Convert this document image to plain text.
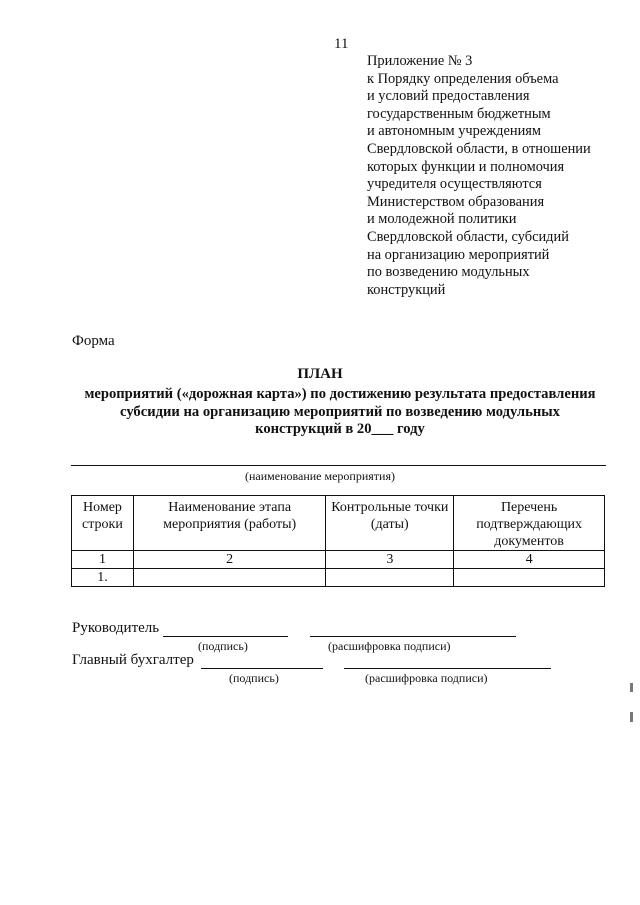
11
Приложение № 3
к Порядку определения объема
и условий предоставления
государственным бюджетным
и автономным учреждениям
Свердловской области, в отношении
которых функции и полномочия
учредителя осуществляются
Министерством образования
и молодежной политики
Свердловской области, субсидий
на организацию мероприятий
по возведению модульных
конструкций
Форма
ПЛАН
мероприятий («дорожная карта») по достижению результата предоставления
субсидии на организацию мероприятий по возведению модульных
конструкций в 20___ году
(наименование мероприятия)
Номер строки	Наименование этапа мероприятия (работы)	Контрольные точки (даты)	Перечень подтверждающих документов
1	2	3	4
1.			
Руководитель
(подпись)	(расшифровка подписи)
Главный бухгалтер
(подпись)	(расшифровка подписи)
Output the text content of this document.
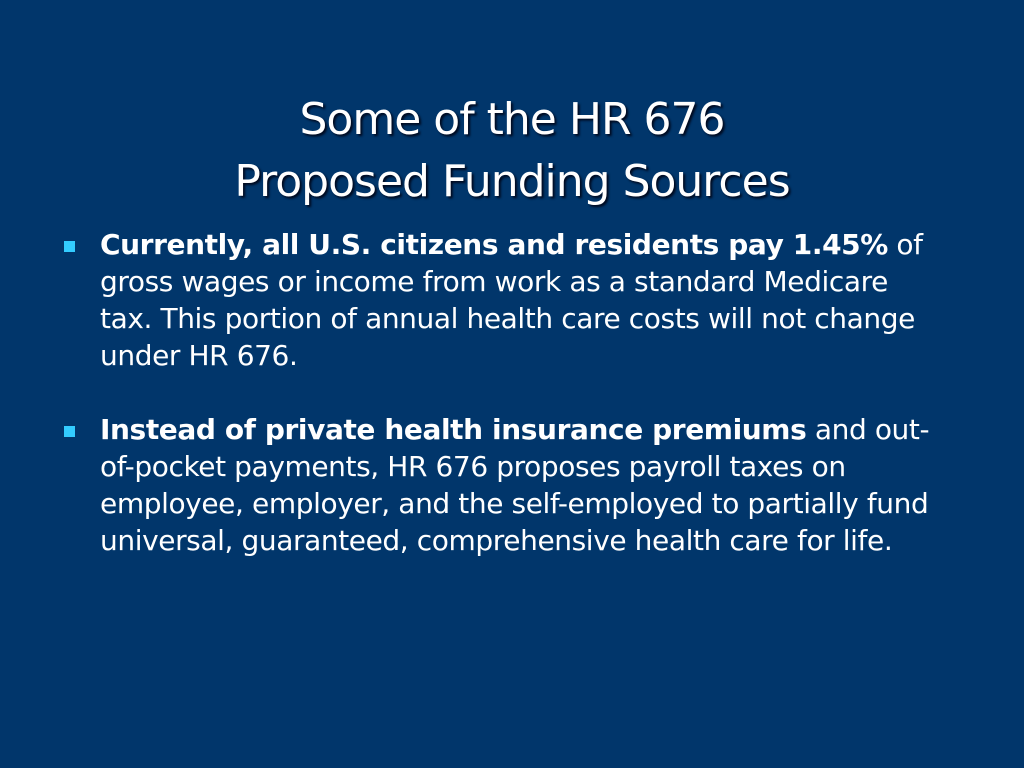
Some of the HR 676
Proposed Funding Sources
Currently, all U.S. citizens and residents pay 1.45% of gross wages or income from work as a standard Medicare tax. This portion of annual health care costs will not change under HR 676.
Instead of private health insurance premiums and out-of-pocket payments, HR 676 proposes payroll taxes on employee, employer, and the self-employed to partially fund universal, guaranteed, comprehensive health care for life.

---

PROBLEM:
Going through the data above, count the lines where the string "возведению" appears, and answer with only that number.

EXERCISE SOLUTION:
2